**LISTED ENTRIES:**
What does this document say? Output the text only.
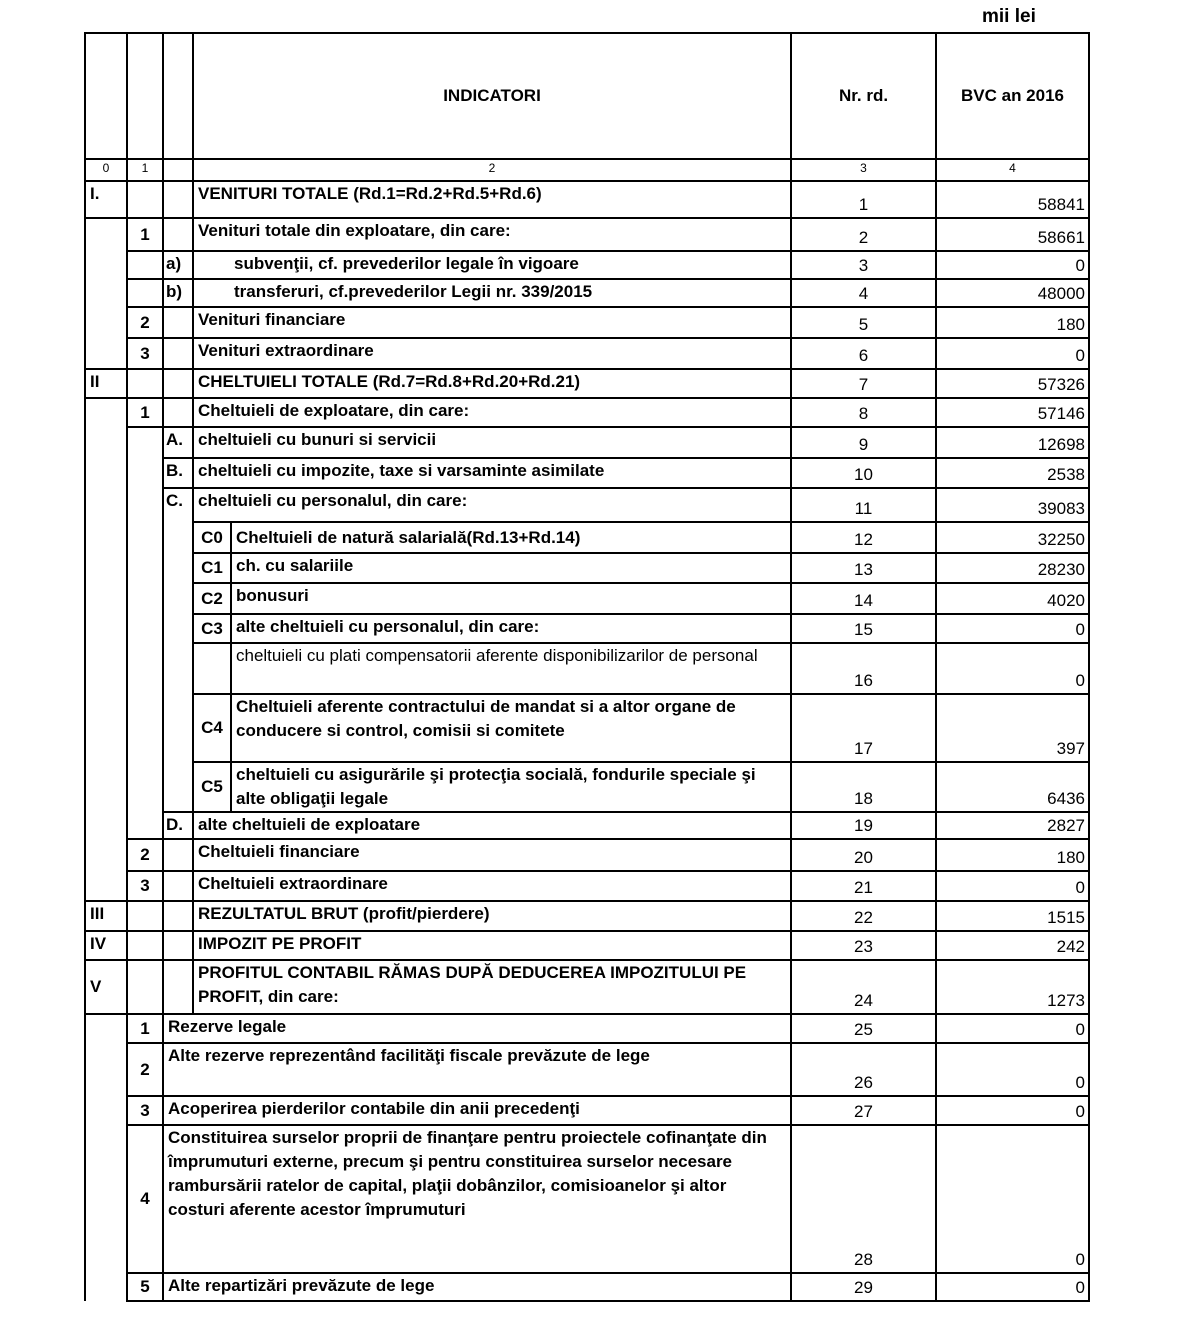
mii lei
			INDICATORI		Nr. rd.	BVC an 2016
0	1		2		3	4
I.			VENITURI TOTALE (Rd.1=Rd.2+Rd.5+Rd.6)		1	58841
	1		Venituri totale din exploatare, din care:		2	58661
		a)	subvenţii, cf. prevederilor legale în vigoare		3	0
		b)	transferuri, cf.prevederilor Legii nr. 339/2015		4	48000
	2		Venituri financiare		5	180
	3		Venituri extraordinare		6	0
II			CHELTUIELI TOTALE (Rd.7=Rd.8+Rd.20+Rd.21)		7	57326
	1		Cheltuieli de exploatare, din care:		8	57146
		A.	cheltuieli cu bunuri si servicii		9	12698
		B.	cheltuieli cu impozite, taxe si varsaminte asimilate		10	2538
		C.	cheltuieli cu personalul, din care:		11	39083
			C0	Cheltuieli de natură salarială(Rd.13+Rd.14)	12	32250
			C1	ch. cu salariile	13	28230
			C2	bonusuri	14	4020
			C3	alte cheltuieli cu personalul, din care:	15	0
				cheltuieli cu plati compensatorii aferente disponibilizarilor de personal	16	0
			C4	Cheltuieli aferente contractului de mandat si a altor organe de conducere si control, comisii si comitete	17	397
			C5	cheltuieli cu asigurările şi protecţia socială, fondurile speciale şi alte obligaţii legale	18	6436
		D.	alte cheltuieli de exploatare		19	2827
	2		Cheltuieli financiare		20	180
	3		Cheltuieli extraordinare		21	0
III			REZULTATUL BRUT (profit/pierdere)		22	1515
IV			IMPOZIT PE PROFIT		23	242
V			PROFITUL CONTABIL RĂMAS DUPĂ DEDUCEREA IMPOZITULUI PE PROFIT, din care:		24	1273
	1	Rezerve legale			25	0
	2	Alte rezerve reprezentând facilităţi fiscale prevăzute de lege			26	0
	3	Acoperirea pierderilor contabile din anii precedenţi			27	0
	4	Constituirea surselor proprii de finanţare pentru proiectele cofinanţate din împrumuturi externe, precum şi pentru constituirea surselor necesare rambursării ratelor de capital, plaţii dobânzilor, comisioanelor şi altor costuri aferente acestor împrumuturi			28	0
	5	Alte repartizări prevăzute de lege			29	0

**YOUR GOAL:**
Collect every line with the string "financiare" from the records, and copy each.

**PROBLEM SOLUTION:**
	2		Venituri financiare		5	180
	2		Cheltuieli financiare		20	180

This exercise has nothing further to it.